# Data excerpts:
============

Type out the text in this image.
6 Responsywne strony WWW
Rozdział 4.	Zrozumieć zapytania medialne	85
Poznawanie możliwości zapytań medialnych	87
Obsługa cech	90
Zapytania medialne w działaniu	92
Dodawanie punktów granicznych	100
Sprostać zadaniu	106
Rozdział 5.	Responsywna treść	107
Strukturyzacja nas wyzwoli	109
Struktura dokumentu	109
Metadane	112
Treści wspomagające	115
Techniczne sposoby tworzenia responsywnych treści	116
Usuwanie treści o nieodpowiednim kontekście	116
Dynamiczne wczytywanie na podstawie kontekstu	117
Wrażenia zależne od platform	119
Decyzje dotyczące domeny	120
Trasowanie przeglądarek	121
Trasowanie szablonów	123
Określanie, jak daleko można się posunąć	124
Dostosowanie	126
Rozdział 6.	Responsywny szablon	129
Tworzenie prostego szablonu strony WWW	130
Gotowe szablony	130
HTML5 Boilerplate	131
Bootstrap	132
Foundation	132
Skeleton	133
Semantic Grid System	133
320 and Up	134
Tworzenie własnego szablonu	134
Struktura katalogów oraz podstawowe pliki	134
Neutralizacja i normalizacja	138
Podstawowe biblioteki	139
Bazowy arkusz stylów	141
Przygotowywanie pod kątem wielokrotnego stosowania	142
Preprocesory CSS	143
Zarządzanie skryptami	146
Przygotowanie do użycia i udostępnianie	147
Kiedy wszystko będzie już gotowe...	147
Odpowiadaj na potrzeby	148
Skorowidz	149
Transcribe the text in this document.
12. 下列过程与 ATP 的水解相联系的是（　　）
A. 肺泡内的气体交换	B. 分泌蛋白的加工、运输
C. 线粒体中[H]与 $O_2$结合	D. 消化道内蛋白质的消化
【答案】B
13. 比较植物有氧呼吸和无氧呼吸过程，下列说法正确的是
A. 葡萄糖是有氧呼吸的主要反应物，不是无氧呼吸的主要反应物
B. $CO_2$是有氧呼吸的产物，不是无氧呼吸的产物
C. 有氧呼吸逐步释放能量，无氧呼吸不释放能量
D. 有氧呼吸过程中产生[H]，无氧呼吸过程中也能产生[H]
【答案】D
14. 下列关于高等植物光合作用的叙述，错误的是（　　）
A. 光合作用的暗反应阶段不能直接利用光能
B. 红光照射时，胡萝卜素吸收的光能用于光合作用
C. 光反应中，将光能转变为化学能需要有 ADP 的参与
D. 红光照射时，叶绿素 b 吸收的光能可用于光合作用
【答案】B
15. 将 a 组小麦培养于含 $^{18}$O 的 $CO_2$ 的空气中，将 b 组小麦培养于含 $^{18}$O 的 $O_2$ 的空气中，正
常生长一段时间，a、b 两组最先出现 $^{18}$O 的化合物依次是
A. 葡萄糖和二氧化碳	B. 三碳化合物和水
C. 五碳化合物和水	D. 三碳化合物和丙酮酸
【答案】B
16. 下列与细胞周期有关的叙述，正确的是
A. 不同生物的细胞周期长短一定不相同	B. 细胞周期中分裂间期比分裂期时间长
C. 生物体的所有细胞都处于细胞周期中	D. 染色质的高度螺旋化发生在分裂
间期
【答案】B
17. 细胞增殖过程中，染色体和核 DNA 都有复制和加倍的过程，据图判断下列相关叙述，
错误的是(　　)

============

# REQUIREMENTS:
Exactly reproduce every line found in the records.

# OUTPUT FOR THIS TASK:
Type out the text in this image.
6 Responsywne strony WWW
Rozdział 4.	Zrozumieć zapytania medialne	85
Poznawanie możliwości zapytań medialnych	87
Obsługa cech	90
Zapytania medialne w działaniu	92
Dodawanie punktów granicznych	100
Sprostać zadaniu	106
Rozdział 5.	Responsywna treść	107
Strukturyzacja nas wyzwoli	109
Struktura dokumentu	109
Metadane	112
Treści wspomagające	115
Techniczne sposoby tworzenia responsywnych treści	116
Usuwanie treści o nieodpowiednim kontekście	116
Dynamiczne wczytywanie na podstawie kontekstu	117
Wrażenia zależne od platform	119
Decyzje dotyczące domeny	120
Trasowanie przeglądarek	121
Trasowanie szablonów	123
Określanie, jak daleko można się posunąć	124
Dostosowanie	126
Rozdział 6.	Responsywny szablon	129
Tworzenie prostego szablonu strony WWW	130
Gotowe szablony	130
HTML5 Boilerplate	131
Bootstrap	132
Foundation	132
Skeleton	133
Semantic Grid System	133
320 and Up	134
Tworzenie własnego szablonu	134
Struktura katalogów oraz podstawowe pliki	134
Neutralizacja i normalizacja	138
Podstawowe biblioteki	139
Bazowy arkusz stylów	141
Przygotowywanie pod kątem wielokrotnego stosowania	142
Preprocesory CSS	143
Zarządzanie skryptami	146
Przygotowanie do użycia i udostępnianie	147
Kiedy wszystko będzie już gotowe...	147
Odpowiadaj na potrzeby	148
Skorowidz	149
Transcribe the text in this document.
12. 下列过程与 ATP 的水解相联系的是（　　）
A. 肺泡内的气体交换	B. 分泌蛋白的加工、运输
C. 线粒体中[H]与 $O_2$结合	D. 消化道内蛋白质的消化
【答案】B
13. 比较植物有氧呼吸和无氧呼吸过程，下列说法正确的是
A. 葡萄糖是有氧呼吸的主要反应物，不是无氧呼吸的主要反应物
B. $CO_2$是有氧呼吸的产物，不是无氧呼吸的产物
C. 有氧呼吸逐步释放能量，无氧呼吸不释放能量
D. 有氧呼吸过程中产生[H]，无氧呼吸过程中也能产生[H]
【答案】D
14. 下列关于高等植物光合作用的叙述，错误的是（　　）
A. 光合作用的暗反应阶段不能直接利用光能
B. 红光照射时，胡萝卜素吸收的光能用于光合作用
C. 光反应中，将光能转变为化学能需要有 ADP 的参与
D. 红光照射时，叶绿素 b 吸收的光能可用于光合作用
【答案】B
15. 将 a 组小麦培养于含 $^{18}$O 的 $CO_2$ 的空气中，将 b 组小麦培养于含 $^{18}$O 的 $O_2$ 的空气中，正
常生长一段时间，a、b 两组最先出现 $^{18}$O 的化合物依次是
A. 葡萄糖和二氧化碳	B. 三碳化合物和水
C. 五碳化合物和水	D. 三碳化合物和丙酮酸
【答案】B
16. 下列与细胞周期有关的叙述，正确的是
A. 不同生物的细胞周期长短一定不相同	B. 细胞周期中分裂间期比分裂期时间长
C. 生物体的所有细胞都处于细胞周期中	D. 染色质的高度螺旋化发生在分裂
间期
【答案】B
17. 细胞增殖过程中，染色体和核 DNA 都有复制和加倍的过程，据图判断下列相关叙述，
错误的是(　　)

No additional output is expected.